» **Task description**:
State how many lines of the entries hold the string "dolor". Reply with the number alone.

» **Stored data**:

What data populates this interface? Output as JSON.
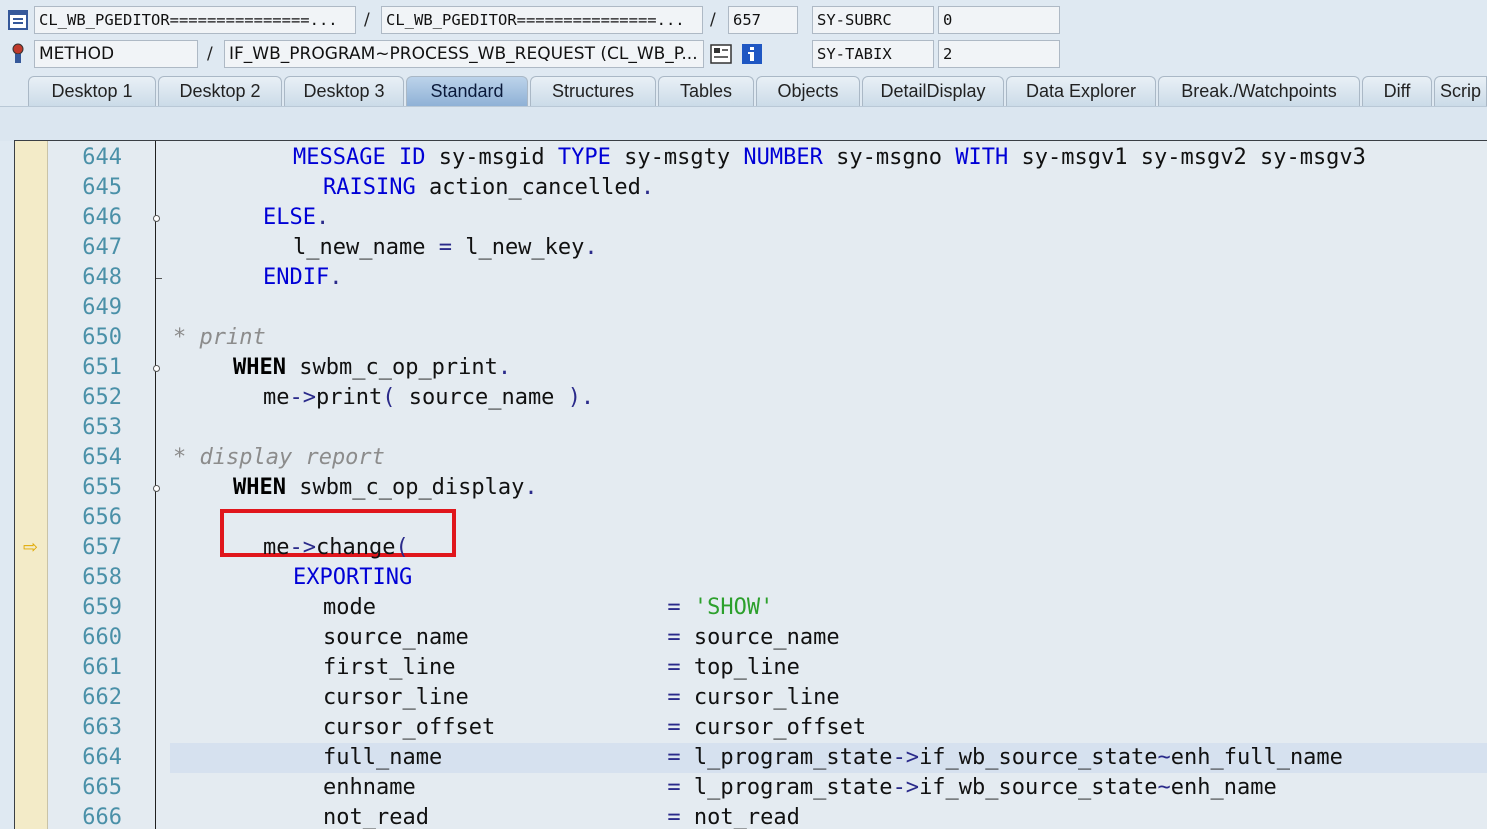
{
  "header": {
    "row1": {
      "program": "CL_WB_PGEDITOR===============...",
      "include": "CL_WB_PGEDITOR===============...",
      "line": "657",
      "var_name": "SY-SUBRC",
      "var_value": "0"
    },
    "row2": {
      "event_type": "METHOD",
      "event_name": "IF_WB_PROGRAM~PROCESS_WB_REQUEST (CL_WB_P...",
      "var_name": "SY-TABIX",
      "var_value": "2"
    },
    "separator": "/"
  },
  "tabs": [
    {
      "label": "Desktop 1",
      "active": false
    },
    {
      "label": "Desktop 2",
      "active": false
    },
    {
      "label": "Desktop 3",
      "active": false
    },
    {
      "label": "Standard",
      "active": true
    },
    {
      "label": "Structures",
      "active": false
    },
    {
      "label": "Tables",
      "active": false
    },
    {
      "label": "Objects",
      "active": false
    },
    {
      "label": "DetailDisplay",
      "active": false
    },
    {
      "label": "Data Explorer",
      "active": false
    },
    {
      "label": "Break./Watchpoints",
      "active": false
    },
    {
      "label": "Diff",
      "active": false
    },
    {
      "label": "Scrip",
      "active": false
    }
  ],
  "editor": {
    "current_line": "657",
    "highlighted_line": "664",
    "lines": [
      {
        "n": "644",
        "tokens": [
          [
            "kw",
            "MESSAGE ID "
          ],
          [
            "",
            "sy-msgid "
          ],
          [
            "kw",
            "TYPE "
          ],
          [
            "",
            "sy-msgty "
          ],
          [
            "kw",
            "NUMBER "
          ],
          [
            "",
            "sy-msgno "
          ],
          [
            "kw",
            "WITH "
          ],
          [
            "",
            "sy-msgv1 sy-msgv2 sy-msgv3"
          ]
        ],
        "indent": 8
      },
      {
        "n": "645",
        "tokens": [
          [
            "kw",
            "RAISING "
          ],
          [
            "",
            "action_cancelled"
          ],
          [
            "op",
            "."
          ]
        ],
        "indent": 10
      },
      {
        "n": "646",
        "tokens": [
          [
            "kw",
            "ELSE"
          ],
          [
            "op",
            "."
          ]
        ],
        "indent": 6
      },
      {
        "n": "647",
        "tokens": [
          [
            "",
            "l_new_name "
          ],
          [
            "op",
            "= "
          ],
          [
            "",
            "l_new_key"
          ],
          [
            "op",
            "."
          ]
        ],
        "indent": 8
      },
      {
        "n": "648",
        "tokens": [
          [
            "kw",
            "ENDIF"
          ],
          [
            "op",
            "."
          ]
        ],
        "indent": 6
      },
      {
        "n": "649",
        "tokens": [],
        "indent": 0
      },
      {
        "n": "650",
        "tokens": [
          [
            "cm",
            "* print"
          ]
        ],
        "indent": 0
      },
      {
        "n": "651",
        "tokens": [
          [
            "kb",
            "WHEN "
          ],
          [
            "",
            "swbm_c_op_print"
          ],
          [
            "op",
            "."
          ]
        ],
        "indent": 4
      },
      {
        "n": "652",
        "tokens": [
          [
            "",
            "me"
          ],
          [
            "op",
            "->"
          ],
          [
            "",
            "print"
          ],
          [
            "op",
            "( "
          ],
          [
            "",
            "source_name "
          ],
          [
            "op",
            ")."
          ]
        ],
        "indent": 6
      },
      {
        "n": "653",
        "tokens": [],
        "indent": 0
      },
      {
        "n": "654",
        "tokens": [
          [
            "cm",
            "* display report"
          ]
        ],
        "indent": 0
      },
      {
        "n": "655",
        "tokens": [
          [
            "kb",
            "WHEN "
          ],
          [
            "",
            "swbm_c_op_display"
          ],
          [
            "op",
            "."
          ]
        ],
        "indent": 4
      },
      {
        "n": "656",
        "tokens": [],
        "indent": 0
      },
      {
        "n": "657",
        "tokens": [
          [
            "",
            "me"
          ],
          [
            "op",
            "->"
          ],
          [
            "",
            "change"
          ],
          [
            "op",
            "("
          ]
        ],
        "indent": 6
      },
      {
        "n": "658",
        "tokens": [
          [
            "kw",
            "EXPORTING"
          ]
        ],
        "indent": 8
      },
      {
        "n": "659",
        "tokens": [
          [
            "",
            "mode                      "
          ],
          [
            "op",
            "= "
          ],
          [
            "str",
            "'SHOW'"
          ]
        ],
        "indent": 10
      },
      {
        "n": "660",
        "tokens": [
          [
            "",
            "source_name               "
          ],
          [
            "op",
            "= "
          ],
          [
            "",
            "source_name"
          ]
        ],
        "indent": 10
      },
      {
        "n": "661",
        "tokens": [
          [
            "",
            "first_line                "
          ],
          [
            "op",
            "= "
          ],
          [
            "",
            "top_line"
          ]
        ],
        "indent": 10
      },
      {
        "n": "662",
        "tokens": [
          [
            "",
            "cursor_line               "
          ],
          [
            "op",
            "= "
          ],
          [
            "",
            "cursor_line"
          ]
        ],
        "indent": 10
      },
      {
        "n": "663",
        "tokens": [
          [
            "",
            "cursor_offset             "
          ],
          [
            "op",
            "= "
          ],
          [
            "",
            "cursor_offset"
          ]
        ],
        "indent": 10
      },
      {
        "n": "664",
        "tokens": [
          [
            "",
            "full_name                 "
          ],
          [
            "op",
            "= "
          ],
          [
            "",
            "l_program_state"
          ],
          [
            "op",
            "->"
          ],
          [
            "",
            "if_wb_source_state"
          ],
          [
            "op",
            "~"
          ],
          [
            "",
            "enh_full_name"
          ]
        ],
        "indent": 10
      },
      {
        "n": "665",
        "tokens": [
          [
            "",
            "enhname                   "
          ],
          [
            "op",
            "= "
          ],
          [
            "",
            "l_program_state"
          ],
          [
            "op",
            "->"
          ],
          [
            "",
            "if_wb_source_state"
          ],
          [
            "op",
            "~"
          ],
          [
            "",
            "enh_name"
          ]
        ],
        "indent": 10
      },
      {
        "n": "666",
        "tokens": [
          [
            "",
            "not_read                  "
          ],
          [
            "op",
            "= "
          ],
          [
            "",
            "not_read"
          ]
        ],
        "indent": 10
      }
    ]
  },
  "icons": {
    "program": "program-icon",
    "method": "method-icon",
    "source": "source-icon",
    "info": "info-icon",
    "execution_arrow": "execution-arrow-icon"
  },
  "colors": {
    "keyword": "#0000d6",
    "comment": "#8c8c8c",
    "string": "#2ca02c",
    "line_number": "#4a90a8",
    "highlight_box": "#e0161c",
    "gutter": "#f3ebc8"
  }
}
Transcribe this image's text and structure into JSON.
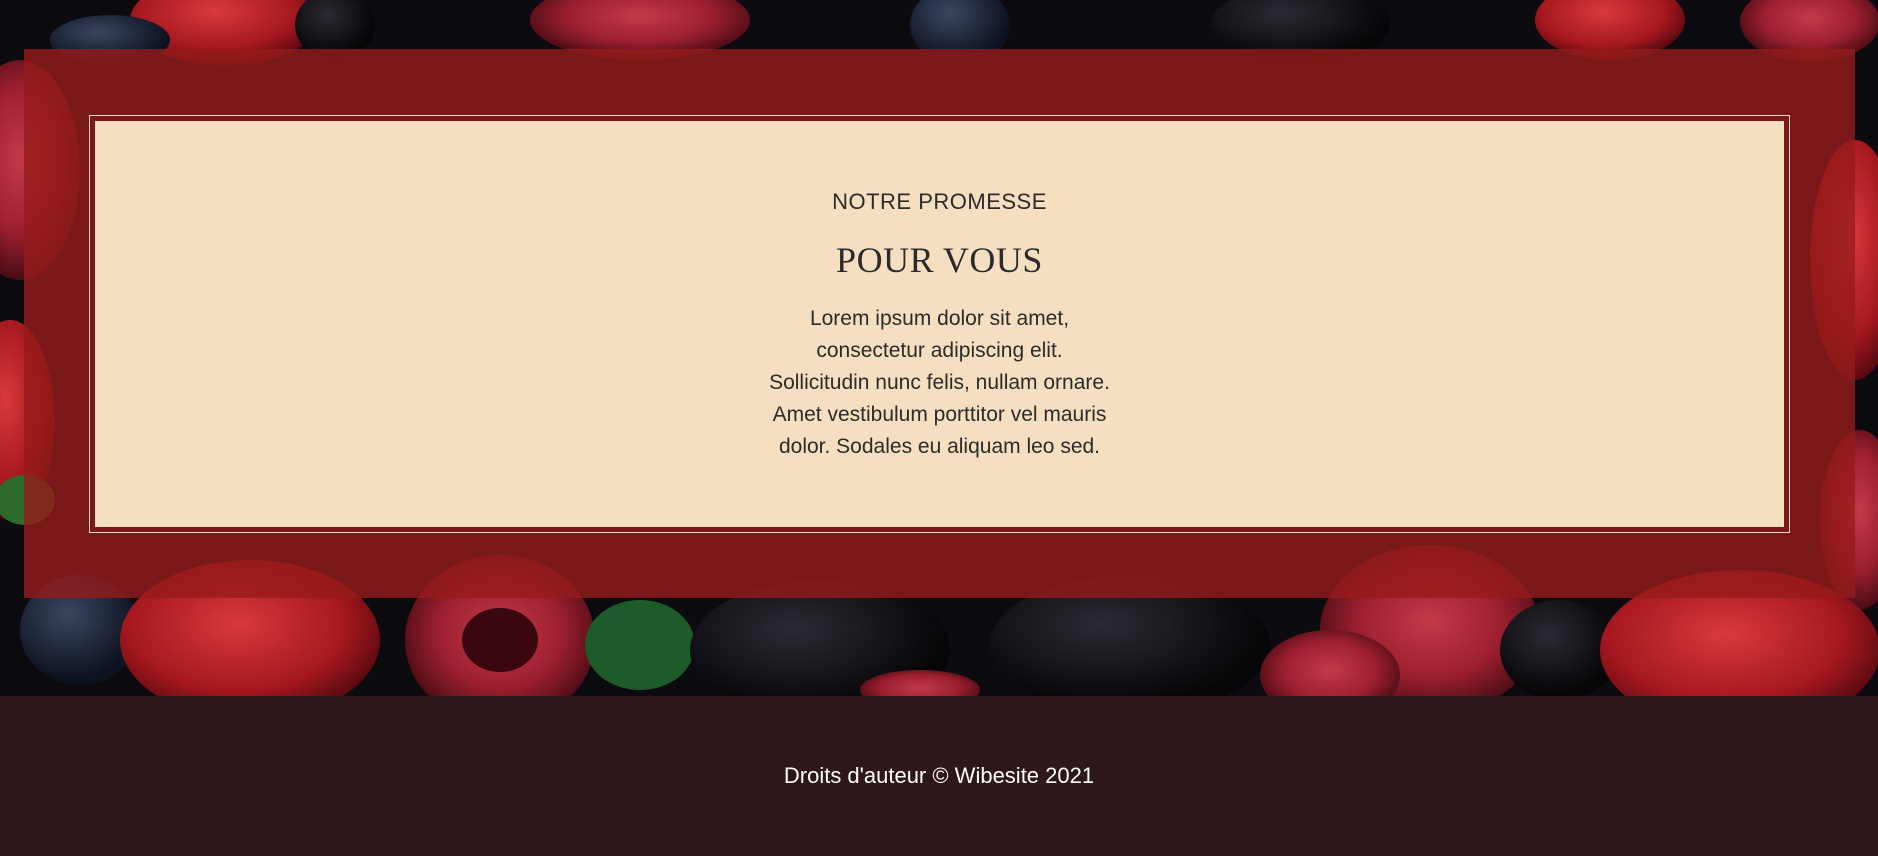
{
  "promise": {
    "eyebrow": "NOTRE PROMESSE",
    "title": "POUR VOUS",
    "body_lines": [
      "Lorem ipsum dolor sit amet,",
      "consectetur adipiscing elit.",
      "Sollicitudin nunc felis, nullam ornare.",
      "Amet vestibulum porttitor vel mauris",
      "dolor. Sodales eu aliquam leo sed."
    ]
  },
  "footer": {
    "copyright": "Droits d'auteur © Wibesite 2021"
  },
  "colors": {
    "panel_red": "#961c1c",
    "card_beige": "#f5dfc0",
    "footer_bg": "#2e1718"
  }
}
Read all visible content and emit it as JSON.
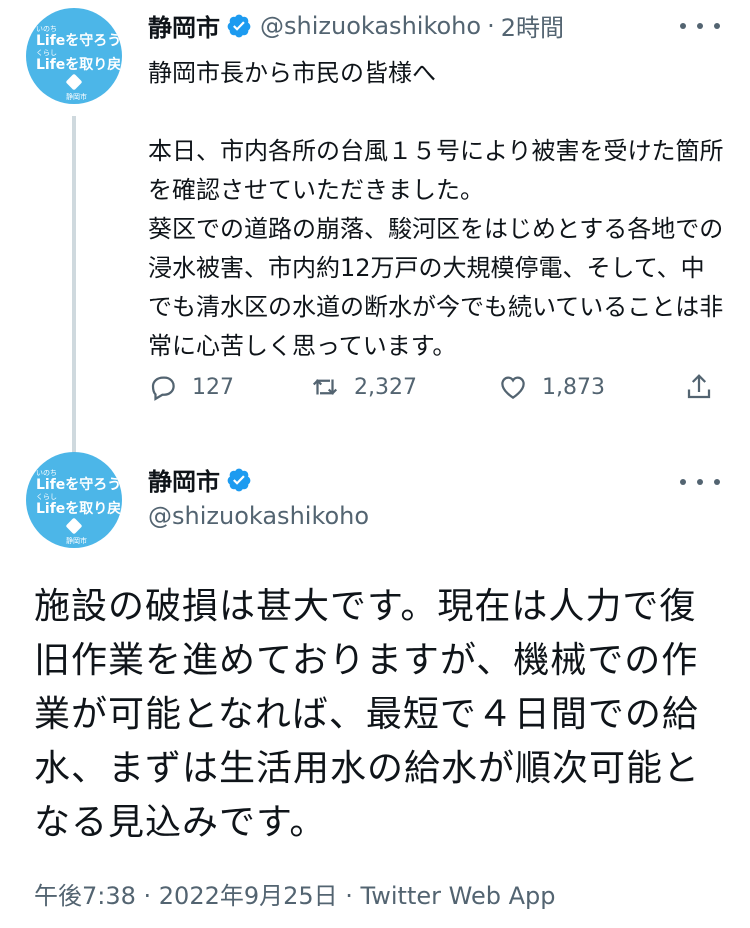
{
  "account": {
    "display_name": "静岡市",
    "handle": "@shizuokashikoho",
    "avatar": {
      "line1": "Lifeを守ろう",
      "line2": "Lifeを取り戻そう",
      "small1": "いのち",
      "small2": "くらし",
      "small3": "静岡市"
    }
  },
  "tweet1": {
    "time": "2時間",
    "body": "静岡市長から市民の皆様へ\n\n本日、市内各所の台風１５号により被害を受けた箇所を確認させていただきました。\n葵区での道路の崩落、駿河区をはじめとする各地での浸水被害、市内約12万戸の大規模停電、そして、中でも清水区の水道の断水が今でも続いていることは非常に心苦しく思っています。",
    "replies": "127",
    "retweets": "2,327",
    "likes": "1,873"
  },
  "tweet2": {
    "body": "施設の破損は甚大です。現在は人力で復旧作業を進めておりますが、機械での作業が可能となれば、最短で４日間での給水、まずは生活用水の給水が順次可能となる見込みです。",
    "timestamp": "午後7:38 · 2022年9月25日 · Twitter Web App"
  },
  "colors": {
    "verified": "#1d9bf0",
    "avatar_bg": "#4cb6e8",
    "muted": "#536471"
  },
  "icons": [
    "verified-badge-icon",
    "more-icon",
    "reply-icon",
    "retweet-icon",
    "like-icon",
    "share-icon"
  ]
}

» **Task answer**:
2